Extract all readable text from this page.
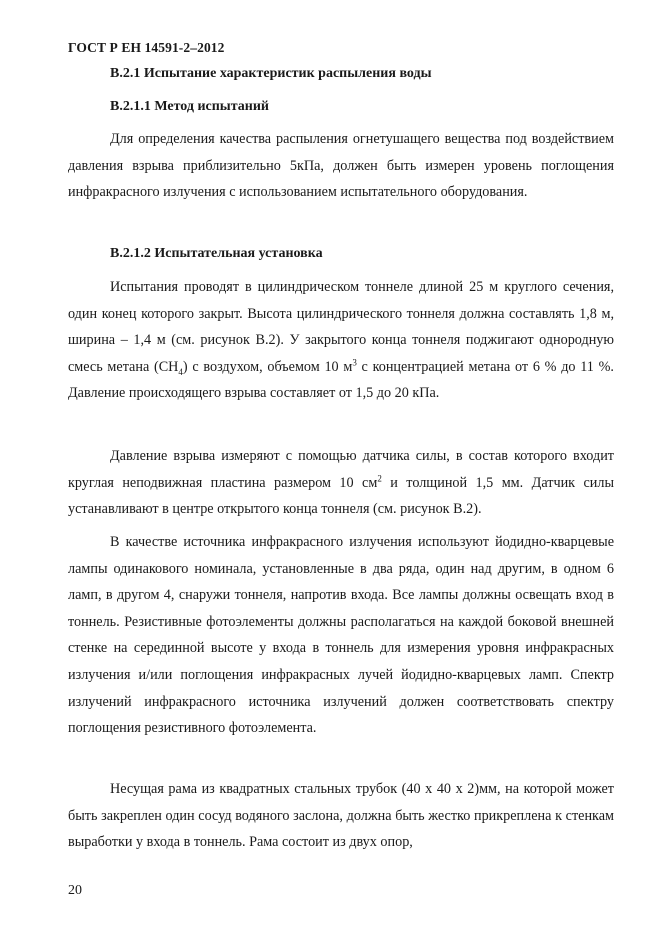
ГОСТ Р ЕН 14591-2–2012
В.2.1 Испытание характеристик распыления воды
В.2.1.1 Метод испытаний

Для определения качества распыления огнетушащего вещества под воздействием давления взрыва приблизительно 5кПа, должен быть измерен уровень поглощения инфракрасного излучения с использованием испытательного оборудования.

В.2.1.2 Испытательная установка

Испытания проводят в цилиндрическом тоннеле длиной 25 м круглого сечения, один конец которого закрыт. Высота цилиндрического тоннеля должна составлять 1,8 м, ширина – 1,4 м (см. рисунок В.2). У закрытого конца тоннеля поджигают однородную смесь метана $(CH_4)$ с воздухом, объемом 10 $м^3$ с концентрацией метана от 6 % до 11 %. Давление происходящего взрыва составляет от 1,5 до 20 кПа.

Давление взрыва измеряют с помощью датчика силы, в состав которого входит круглая неподвижная пластина размером 10 $см^2$ и толщиной 1,5 мм. Датчик силы устанавливают в центре открытого конца тоннеля (см. рисунок В.2).

В качестве источника инфракрасного излучения используют йодидно-кварцевые лампы одинакового номинала, установленные в два ряда, один над другим, в одном 6 ламп, в другом 4, снаружи тоннеля, напротив входа. Все лампы должны освещать вход в тоннель. Резистивные фотоэлементы должны располагаться на каждой боковой внешней стенке на серединной высоте у входа в тоннель для измерения уровня инфракрасных излучения и/или поглощения инфракрасных лучей йодидно-кварцевых ламп. Спектр излучений инфракрасного источника излучений должен соответствовать спектру поглощения резистивного фотоэлемента.

Несущая рама из квадратных стальных трубок (40 х 40 х 2)мм, на которой может быть закреплен один сосуд водяного заслона, должна быть жестко прикреплена к стенкам выработки у входа в тоннель. Рама состоит из двух опор,

20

------------

### Do this
Copy each line in the data that holds the word "быть".

### Answer for the task
Для определения качества распыления огнетушащего вещества под воздействием давления взрыва приблизительно 5кПа, должен быть измерен уровень поглощения инфракрасного излучения с использованием испытательного оборудования.
Несущая рама из квадратных стальных трубок (40 х 40 х 2)мм, на которой может быть закреплен один сосуд водяного заслона, должна быть жестко прикреплена к стенкам выработки у входа в тоннель. Рама состоит из двух опор,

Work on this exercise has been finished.